— THE EXERCISE —
Work through the data and report how many lines include the string "Groups", giving the number alone.

----------

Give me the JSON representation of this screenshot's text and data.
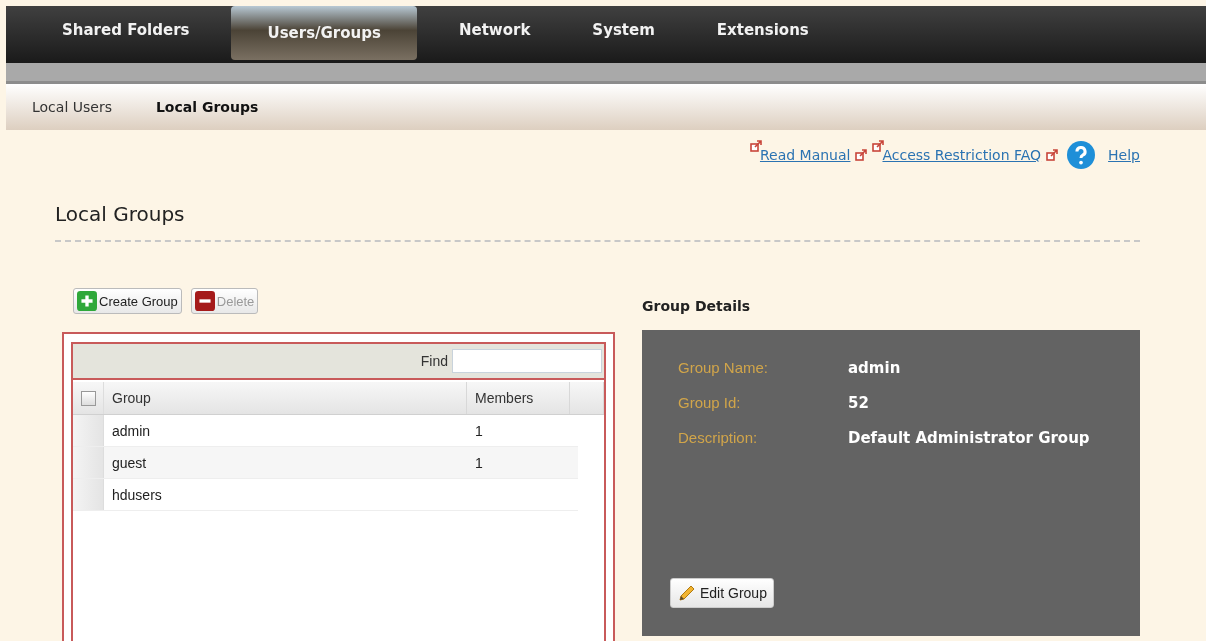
{
  "nav": {
    "tabs": [
      {
        "label": "Shared Folders",
        "selected": false
      },
      {
        "label": "Users/Groups",
        "selected": true
      },
      {
        "label": "Network",
        "selected": false
      },
      {
        "label": "System",
        "selected": false
      },
      {
        "label": "Extensions",
        "selected": false
      }
    ]
  },
  "subnav": {
    "tabs": [
      {
        "label": "Local Users",
        "selected": false
      },
      {
        "label": "Local Groups",
        "selected": true
      }
    ]
  },
  "help_links": [
    {
      "label": "Read Manual",
      "kind": "external"
    },
    {
      "label": "Access Restriction FAQ",
      "kind": "external"
    },
    {
      "label": "Help",
      "kind": "help"
    }
  ],
  "page_title": "Local Groups",
  "toolbar": [
    {
      "label": "Create Group",
      "kind": "create",
      "disabled": false
    },
    {
      "label": "Delete",
      "kind": "delete",
      "disabled": true
    }
  ],
  "table": {
    "find_label": "Find",
    "select_all_checked": false,
    "columns": [
      "Group",
      "Members"
    ],
    "rows": [
      {
        "group": "admin",
        "members": "1",
        "selected": false
      },
      {
        "group": "guest",
        "members": "1",
        "selected": false
      },
      {
        "group": "hdusers",
        "members": "",
        "selected": false
      }
    ]
  },
  "details": {
    "title": "Group Details",
    "fields": [
      {
        "label": "Group Name:",
        "value": "admin"
      },
      {
        "label": "Group Id:",
        "value": "52"
      },
      {
        "label": "Description:",
        "value": "Default Administrator Group"
      }
    ],
    "edit_button": "Edit Group"
  }
}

----------

— ANSWER BELOW —
3